To be done – The records that follow are to be repeated without alteration.

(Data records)
══════
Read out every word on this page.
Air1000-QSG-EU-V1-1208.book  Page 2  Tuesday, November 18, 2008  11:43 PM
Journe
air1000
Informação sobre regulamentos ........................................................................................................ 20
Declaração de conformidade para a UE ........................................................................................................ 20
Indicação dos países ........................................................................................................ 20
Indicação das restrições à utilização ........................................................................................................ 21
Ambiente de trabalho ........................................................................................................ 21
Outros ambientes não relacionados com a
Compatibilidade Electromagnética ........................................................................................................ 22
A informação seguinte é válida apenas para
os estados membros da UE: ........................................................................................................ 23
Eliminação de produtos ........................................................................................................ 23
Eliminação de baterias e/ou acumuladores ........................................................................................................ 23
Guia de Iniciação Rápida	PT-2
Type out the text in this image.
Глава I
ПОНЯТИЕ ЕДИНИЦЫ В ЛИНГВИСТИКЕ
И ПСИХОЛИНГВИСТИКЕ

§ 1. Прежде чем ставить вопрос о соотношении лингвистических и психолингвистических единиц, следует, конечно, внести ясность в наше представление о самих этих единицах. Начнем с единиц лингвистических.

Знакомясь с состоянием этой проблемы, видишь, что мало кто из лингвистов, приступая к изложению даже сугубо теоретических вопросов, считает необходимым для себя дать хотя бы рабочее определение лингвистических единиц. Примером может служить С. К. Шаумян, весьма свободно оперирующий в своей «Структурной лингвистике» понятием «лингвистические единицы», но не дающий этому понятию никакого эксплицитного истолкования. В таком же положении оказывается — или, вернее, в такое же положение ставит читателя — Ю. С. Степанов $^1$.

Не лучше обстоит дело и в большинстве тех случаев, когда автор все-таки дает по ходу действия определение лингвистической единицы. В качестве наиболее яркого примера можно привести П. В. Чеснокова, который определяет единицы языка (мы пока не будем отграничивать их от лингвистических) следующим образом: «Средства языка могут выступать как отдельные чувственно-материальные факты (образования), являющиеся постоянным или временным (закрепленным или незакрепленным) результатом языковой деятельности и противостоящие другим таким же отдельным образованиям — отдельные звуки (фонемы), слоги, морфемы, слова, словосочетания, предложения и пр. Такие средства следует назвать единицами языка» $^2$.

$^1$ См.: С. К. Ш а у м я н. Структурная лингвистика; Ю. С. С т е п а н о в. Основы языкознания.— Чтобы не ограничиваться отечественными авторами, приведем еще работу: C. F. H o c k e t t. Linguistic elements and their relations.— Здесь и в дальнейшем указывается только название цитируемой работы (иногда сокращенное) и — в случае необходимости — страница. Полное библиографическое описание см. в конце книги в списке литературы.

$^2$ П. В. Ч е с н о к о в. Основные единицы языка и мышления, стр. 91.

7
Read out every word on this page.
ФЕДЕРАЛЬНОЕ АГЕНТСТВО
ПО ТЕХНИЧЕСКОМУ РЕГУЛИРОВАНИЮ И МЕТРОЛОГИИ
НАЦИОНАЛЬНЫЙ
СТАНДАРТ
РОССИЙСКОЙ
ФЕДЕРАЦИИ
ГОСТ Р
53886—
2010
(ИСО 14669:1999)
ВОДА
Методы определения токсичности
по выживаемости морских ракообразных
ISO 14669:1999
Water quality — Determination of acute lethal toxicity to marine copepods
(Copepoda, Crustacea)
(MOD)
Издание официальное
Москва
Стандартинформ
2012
══════
The completed task –
Read out every word on this page.
Air1000-QSG-EU-V1-1208.book  Page 2  Tuesday, November 18, 2008  11:43 PM
Journe
air1000
Informação sobre regulamentos ........................................................................................................ 20
Declaração de conformidade para a UE ........................................................................................................ 20
Indicação dos países ........................................................................................................ 20
Indicação das restrições à utilização ........................................................................................................ 21
Ambiente de trabalho ........................................................................................................ 21
Outros ambientes não relacionados com a
Compatibilidade Electromagnética ........................................................................................................ 22
A informação seguinte é válida apenas para
os estados membros da UE: ........................................................................................................ 23
Eliminação de produtos ........................................................................................................ 23
Eliminação de baterias e/ou acumuladores ........................................................................................................ 23
Guia de Iniciação Rápida	PT-2
Type out the text in this image.
Глава I
ПОНЯТИЕ ЕДИНИЦЫ В ЛИНГВИСТИКЕ
И ПСИХОЛИНГВИСТИКЕ

§ 1. Прежде чем ставить вопрос о соотношении лингвистических и психолингвистических единиц, следует, конечно, внести ясность в наше представление о самих этих единицах. Начнем с единиц лингвистических.

Знакомясь с состоянием этой проблемы, видишь, что мало кто из лингвистов, приступая к изложению даже сугубо теоретических вопросов, считает необходимым для себя дать хотя бы рабочее определение лингвистических единиц. Примером может служить С. К. Шаумян, весьма свободно оперирующий в своей «Структурной лингвистике» понятием «лингвистические единицы», но не дающий этому понятию никакого эксплицитного истолкования. В таком же положении оказывается — или, вернее, в такое же положение ставит читателя — Ю. С. Степанов $^1$.

Не лучше обстоит дело и в большинстве тех случаев, когда автор все-таки дает по ходу действия определение лингвистической единицы. В качестве наиболее яркого примера можно привести П. В. Чеснокова, который определяет единицы языка (мы пока не будем отграничивать их от лингвистических) следующим образом: «Средства языка могут выступать как отдельные чувственно-материальные факты (образования), являющиеся постоянным или временным (закрепленным или незакрепленным) результатом языковой деятельности и противостоящие другим таким же отдельным образованиям — отдельные звуки (фонемы), слоги, морфемы, слова, словосочетания, предложения и пр. Такие средства следует назвать единицами языка» $^2$.

$^1$ См.: С. К. Ш а у м я н. Структурная лингвистика; Ю. С. С т е п а н о в. Основы языкознания.— Чтобы не ограничиваться отечественными авторами, приведем еще работу: C. F. H o c k e t t. Linguistic elements and their relations.— Здесь и в дальнейшем указывается только название цитируемой работы (иногда сокращенное) и — в случае необходимости — страница. Полное библиографическое описание см. в конце книги в списке литературы.

$^2$ П. В. Ч е с н о к о в. Основные единицы языка и мышления, стр. 91.

7
Read out every word on this page.
ФЕДЕРАЛЬНОЕ АГЕНТСТВО
ПО ТЕХНИЧЕСКОМУ РЕГУЛИРОВАНИЮ И МЕТРОЛОГИИ
НАЦИОНАЛЬНЫЙ
СТАНДАРТ
РОССИЙСКОЙ
ФЕДЕРАЦИИ
ГОСТ Р
53886—
2010
(ИСО 14669:1999)
ВОДА
Методы определения токсичности
по выживаемости морских ракообразных
ISO 14669:1999
Water quality — Determination of acute lethal toxicity to marine copepods
(Copepoda, Crustacea)
(MOD)
Издание официальное
Москва
Стандартинформ
2012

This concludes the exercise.